▶ _Written request_
Would you pull out every line of the material that contains the string "associates"?
-- Available data start --
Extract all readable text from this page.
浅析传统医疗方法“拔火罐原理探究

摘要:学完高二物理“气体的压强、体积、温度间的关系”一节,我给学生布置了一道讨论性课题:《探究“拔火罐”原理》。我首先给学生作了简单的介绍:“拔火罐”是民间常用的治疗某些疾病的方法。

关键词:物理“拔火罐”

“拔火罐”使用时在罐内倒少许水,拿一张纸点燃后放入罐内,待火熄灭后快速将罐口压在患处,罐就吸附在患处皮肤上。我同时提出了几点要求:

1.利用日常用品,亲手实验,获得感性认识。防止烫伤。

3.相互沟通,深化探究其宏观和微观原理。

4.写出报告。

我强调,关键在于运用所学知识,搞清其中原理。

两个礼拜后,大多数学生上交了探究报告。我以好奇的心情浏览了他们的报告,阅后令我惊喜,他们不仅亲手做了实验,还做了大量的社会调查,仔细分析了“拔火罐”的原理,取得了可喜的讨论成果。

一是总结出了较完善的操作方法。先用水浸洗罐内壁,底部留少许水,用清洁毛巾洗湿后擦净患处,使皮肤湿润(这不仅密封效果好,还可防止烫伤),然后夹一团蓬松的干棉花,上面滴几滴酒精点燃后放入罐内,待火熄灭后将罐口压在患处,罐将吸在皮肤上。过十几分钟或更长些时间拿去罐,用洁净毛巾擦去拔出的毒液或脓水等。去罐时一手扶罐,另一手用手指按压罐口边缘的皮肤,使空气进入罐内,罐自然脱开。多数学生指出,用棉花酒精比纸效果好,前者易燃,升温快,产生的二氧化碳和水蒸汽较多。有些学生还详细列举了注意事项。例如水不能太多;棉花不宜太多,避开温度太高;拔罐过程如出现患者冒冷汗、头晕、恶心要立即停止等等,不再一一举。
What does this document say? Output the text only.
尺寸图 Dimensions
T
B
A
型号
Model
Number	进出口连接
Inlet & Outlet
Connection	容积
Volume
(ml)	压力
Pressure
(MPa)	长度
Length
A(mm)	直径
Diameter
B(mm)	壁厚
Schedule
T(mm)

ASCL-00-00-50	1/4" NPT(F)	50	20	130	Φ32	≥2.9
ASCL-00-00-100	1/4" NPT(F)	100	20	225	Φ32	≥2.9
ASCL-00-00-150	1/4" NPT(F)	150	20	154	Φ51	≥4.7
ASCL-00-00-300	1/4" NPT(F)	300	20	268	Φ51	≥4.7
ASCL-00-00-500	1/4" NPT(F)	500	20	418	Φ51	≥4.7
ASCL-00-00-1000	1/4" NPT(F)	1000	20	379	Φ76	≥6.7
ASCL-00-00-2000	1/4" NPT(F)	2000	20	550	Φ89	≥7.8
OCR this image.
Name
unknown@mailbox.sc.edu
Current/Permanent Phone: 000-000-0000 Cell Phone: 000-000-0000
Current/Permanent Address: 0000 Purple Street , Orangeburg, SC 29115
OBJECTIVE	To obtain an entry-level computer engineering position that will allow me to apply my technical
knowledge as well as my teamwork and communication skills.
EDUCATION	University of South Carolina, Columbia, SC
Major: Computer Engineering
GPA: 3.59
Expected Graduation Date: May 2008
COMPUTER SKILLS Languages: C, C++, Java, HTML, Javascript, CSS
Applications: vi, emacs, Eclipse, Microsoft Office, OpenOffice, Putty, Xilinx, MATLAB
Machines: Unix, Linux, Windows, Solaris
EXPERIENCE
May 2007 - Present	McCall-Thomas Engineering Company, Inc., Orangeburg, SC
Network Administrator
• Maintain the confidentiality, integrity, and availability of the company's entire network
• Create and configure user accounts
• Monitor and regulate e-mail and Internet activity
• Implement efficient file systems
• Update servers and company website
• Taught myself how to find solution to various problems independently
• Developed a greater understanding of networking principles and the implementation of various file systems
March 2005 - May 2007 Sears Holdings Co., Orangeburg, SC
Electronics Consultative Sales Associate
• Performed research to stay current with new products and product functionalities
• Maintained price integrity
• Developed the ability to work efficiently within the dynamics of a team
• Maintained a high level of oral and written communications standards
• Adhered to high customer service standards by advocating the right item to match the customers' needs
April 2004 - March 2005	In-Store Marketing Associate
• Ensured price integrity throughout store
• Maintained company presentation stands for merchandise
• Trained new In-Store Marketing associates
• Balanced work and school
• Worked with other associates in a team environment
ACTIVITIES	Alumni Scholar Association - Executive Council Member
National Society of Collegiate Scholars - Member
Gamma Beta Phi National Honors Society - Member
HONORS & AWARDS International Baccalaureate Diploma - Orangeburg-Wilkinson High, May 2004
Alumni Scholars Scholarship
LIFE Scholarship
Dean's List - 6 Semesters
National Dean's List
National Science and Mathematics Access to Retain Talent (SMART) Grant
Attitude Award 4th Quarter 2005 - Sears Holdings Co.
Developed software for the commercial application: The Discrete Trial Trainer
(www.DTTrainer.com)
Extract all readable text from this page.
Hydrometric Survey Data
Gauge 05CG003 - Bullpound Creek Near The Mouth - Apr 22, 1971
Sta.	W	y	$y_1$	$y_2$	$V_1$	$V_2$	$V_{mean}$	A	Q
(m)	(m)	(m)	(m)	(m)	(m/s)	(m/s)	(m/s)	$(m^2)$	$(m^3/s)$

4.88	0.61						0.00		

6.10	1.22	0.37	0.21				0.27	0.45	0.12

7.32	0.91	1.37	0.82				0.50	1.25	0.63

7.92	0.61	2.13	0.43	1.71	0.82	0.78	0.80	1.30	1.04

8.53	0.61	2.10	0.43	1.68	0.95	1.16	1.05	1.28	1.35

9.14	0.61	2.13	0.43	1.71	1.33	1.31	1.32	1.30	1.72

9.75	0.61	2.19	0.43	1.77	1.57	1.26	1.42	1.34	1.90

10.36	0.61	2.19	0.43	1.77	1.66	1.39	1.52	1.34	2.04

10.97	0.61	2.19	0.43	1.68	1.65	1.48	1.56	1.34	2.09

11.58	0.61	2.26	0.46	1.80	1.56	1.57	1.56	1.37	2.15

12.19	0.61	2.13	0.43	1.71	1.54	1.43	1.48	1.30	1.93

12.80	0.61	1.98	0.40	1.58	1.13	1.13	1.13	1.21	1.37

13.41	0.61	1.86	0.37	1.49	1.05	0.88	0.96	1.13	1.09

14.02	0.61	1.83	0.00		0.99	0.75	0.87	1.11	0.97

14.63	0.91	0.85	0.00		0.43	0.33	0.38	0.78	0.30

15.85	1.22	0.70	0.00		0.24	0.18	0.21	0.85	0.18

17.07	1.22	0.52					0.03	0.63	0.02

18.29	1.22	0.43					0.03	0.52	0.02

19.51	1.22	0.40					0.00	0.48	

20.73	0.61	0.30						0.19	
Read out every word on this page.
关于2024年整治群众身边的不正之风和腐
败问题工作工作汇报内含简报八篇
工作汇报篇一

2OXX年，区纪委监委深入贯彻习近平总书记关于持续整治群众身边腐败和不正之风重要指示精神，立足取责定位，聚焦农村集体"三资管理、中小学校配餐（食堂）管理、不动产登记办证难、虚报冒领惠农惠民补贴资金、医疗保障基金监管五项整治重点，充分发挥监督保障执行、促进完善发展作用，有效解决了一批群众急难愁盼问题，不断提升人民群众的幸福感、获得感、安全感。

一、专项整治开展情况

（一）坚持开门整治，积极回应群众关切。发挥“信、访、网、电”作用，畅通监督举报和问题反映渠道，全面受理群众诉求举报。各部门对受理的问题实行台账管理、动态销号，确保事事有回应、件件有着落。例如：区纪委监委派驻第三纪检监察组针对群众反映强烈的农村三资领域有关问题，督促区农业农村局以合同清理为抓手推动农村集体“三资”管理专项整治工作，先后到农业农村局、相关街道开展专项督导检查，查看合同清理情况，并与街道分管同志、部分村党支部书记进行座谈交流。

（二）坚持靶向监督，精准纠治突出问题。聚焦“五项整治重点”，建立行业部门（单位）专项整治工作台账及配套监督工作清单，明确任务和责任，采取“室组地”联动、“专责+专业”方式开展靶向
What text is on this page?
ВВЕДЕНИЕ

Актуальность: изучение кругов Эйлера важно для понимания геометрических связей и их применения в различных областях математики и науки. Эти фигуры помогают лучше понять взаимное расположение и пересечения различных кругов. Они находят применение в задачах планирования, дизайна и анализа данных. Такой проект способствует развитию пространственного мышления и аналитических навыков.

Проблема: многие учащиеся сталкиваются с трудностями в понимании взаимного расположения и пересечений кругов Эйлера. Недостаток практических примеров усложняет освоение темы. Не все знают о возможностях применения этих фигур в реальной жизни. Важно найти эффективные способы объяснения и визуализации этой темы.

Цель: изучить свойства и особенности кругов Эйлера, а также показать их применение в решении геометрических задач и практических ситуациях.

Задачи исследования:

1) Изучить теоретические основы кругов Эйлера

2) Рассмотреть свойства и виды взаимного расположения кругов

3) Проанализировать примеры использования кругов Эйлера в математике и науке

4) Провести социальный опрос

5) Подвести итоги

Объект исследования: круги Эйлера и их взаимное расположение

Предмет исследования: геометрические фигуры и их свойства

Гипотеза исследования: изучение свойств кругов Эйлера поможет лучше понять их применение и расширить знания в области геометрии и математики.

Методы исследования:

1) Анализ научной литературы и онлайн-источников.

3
-- Available data end --
▶ _Output of the exercise_
• Trained new In-Store Marketing associates
• Worked with other associates in a team environment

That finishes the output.